#### [AIM OF THE TASK]
Update each of the records by replacing "visual elements" with "component parts" and keeping everything else the same.

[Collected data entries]
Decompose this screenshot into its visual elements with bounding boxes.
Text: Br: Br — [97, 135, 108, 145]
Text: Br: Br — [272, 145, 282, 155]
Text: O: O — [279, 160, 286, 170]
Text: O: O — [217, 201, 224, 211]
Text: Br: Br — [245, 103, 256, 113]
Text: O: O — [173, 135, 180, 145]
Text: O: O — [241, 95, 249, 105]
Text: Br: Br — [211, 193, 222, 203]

#### [SOLUTION TO THE EXERCISE]
Decompose this screenshot into its component parts with bounding boxes.
Text: Br: Br — [97, 135, 108, 145]
Text: Br: Br — [272, 145, 282, 155]
Text: O: O — [279, 160, 286, 170]
Text: O: O — [217, 201, 224, 211]
Text: Br: Br — [245, 103, 256, 113]
Text: O: O — [173, 135, 180, 145]
Text: O: O — [241, 95, 249, 105]
Text: Br: Br — [211, 193, 222, 203]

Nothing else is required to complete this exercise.